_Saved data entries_
• • • • • • •
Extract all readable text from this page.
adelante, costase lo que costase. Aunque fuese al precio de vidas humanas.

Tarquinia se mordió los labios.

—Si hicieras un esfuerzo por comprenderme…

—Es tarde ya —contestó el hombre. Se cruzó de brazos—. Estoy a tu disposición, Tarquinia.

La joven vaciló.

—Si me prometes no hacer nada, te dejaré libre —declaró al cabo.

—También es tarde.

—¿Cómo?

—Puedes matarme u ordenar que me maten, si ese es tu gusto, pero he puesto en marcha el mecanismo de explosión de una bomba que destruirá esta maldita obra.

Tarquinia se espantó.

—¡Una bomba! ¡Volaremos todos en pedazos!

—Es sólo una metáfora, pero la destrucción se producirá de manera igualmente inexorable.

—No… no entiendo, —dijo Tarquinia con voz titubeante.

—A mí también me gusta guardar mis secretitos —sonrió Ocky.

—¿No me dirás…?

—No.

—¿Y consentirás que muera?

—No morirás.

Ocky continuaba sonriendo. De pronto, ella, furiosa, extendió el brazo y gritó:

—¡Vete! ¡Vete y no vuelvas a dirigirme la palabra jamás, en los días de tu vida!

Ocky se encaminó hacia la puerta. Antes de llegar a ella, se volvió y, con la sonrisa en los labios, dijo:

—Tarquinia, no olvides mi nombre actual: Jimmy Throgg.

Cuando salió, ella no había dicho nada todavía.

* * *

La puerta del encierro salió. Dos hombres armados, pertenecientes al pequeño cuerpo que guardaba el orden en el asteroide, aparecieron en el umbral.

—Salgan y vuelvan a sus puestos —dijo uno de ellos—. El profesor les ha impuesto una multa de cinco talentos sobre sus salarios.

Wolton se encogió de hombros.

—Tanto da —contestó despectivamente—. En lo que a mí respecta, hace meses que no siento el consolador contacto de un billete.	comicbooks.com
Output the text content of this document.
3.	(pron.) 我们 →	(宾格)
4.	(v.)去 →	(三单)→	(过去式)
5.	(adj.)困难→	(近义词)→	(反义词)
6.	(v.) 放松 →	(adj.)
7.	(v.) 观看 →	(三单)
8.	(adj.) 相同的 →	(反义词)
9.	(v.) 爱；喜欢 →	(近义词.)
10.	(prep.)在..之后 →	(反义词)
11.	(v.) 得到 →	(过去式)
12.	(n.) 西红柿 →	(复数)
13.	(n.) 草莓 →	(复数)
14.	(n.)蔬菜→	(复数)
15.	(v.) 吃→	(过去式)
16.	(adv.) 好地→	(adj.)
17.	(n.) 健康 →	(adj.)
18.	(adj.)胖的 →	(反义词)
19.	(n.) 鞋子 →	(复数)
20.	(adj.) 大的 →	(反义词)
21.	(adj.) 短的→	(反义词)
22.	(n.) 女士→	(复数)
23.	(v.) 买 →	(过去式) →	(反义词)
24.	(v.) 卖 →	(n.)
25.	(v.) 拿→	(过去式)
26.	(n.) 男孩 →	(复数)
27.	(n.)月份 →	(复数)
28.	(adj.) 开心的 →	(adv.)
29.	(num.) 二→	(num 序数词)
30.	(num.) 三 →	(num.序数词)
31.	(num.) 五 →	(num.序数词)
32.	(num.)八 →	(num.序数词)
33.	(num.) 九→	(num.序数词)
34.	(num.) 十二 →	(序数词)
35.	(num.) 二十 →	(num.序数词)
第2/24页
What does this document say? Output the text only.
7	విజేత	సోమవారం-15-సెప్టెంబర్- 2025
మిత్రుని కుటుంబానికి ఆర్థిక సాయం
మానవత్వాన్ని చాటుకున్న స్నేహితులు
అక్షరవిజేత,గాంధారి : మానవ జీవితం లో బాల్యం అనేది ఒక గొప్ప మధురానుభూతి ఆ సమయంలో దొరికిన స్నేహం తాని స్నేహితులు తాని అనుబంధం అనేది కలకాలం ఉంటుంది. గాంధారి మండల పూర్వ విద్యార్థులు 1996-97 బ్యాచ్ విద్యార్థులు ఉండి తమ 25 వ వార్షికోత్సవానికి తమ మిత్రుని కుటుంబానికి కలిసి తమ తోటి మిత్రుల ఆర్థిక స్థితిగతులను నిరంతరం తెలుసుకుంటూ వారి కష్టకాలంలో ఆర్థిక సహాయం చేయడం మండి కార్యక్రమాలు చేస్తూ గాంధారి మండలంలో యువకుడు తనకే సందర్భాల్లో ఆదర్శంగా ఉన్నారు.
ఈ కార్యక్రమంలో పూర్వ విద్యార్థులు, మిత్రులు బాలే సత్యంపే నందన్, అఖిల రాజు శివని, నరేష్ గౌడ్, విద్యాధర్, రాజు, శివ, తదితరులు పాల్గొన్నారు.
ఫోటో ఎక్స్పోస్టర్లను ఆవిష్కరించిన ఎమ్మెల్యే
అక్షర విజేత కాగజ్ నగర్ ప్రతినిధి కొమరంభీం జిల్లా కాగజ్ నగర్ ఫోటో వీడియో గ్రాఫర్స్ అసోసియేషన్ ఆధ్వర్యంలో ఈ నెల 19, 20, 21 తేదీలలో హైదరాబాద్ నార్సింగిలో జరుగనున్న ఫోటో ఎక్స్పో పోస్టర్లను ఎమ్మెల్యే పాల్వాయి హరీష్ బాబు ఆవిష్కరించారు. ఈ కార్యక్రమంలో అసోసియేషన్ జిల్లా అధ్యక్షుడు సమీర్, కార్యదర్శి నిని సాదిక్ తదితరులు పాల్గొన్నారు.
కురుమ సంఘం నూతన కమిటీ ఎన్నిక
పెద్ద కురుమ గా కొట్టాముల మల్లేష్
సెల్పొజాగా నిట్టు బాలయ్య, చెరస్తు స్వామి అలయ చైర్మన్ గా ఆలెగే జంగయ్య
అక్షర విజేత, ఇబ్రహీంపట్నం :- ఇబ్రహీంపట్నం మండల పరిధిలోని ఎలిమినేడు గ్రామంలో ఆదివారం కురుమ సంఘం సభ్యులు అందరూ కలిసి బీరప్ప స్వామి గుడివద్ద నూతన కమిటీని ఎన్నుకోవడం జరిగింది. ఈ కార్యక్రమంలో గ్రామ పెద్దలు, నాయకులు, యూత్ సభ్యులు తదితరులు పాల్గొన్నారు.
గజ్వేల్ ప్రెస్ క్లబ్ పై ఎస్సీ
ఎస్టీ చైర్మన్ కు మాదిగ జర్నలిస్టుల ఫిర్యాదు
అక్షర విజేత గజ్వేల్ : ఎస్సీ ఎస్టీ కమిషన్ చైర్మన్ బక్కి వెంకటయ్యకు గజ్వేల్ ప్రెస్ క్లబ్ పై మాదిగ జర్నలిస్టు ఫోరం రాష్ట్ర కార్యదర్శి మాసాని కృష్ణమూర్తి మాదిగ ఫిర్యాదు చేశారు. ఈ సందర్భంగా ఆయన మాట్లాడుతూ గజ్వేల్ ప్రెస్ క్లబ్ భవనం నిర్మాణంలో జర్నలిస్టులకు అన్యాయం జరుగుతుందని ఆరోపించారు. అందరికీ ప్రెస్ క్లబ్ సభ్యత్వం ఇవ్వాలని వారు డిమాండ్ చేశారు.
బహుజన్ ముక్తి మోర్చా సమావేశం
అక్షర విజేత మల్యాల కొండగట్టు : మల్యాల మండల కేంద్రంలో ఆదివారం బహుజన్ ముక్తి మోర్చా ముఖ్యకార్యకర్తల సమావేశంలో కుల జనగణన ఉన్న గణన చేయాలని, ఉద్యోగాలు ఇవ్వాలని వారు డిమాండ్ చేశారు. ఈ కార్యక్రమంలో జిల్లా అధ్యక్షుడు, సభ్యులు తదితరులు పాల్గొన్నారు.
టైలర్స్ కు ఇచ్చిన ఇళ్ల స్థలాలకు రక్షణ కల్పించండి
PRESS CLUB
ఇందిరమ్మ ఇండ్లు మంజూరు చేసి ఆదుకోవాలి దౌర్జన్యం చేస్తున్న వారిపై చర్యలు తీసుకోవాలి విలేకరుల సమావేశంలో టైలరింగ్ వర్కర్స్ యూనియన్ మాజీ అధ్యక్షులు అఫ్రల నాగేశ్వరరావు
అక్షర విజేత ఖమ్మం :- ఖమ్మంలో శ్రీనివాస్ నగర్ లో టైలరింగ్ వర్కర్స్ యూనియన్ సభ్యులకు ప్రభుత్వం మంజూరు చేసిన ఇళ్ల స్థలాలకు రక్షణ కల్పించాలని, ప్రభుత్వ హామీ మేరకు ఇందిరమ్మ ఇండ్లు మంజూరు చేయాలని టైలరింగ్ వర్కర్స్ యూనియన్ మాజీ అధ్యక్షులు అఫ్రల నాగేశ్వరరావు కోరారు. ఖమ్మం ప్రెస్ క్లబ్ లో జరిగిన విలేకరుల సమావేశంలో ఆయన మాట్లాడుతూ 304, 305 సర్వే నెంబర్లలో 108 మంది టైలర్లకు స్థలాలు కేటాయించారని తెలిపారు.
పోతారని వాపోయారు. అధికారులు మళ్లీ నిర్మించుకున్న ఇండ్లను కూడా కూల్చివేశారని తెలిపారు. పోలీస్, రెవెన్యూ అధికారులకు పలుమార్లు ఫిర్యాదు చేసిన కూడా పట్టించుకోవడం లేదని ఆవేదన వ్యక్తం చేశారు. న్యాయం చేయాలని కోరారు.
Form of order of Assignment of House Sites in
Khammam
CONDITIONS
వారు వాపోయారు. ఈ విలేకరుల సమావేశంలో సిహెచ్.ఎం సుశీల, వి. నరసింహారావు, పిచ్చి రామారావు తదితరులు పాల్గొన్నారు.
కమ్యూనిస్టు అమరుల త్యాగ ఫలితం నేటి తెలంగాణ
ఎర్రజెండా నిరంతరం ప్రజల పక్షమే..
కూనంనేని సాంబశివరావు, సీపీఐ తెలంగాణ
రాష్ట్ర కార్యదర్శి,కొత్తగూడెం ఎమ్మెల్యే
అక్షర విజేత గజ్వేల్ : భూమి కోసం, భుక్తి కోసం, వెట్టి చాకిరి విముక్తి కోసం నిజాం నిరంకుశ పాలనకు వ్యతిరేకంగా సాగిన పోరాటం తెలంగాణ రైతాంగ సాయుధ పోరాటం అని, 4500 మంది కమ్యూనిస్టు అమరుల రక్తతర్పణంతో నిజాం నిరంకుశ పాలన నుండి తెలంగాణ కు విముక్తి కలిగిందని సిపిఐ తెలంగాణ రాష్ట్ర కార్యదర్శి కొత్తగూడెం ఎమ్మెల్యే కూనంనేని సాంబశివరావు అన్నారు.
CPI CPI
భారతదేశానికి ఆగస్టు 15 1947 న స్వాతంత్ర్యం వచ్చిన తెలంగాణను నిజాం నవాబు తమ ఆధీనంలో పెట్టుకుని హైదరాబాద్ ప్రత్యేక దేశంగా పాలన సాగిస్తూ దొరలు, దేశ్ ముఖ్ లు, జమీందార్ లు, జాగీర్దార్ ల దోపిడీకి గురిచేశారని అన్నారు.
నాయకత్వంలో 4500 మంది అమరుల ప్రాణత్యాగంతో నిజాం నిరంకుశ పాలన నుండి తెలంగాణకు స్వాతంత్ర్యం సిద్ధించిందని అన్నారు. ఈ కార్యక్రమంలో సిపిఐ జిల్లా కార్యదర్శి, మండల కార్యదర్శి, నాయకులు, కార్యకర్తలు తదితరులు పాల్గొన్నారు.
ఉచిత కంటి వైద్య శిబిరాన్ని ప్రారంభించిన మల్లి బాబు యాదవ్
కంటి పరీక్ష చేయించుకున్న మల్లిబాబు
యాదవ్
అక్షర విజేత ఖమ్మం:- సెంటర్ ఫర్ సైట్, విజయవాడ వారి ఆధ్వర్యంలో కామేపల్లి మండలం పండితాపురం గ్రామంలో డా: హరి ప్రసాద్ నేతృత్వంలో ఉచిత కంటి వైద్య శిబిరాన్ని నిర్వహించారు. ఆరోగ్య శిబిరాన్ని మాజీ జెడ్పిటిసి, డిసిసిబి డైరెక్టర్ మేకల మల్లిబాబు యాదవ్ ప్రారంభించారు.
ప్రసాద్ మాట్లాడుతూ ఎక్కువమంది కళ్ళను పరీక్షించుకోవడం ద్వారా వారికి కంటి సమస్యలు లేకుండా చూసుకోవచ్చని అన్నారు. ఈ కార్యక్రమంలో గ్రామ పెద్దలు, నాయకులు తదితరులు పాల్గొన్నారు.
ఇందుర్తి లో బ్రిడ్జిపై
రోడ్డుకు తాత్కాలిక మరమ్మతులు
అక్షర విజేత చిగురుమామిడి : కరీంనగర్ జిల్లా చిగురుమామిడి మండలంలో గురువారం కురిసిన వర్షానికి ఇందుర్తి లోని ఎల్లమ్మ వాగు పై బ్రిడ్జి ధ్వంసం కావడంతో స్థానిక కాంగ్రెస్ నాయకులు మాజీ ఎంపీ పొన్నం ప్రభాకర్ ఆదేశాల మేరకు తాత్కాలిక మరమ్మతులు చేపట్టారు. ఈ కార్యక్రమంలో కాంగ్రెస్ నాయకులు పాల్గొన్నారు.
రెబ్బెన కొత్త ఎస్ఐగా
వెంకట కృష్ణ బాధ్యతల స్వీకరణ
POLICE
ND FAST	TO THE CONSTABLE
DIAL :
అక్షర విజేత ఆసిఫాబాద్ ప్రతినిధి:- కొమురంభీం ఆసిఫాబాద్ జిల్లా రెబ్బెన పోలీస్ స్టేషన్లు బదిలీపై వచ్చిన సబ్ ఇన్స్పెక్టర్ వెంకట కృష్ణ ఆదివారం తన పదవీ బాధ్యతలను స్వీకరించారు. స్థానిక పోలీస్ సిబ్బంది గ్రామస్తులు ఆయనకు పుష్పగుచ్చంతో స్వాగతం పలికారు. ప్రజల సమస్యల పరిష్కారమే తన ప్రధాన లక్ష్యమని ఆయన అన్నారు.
• • • • • • •
_AIM_
Filter the records above and return every line that holds the word "pero".

_TASK OUTPUT_
—Puedes matarme u ordenar que me maten, si ese es tu gusto, pero he puesto en marcha el mecanismo de explosión de una bomba que destruirá esta maldita obra.
—Es sólo una metáfora, pero la destrucción se producirá de manera igualmente inexorable.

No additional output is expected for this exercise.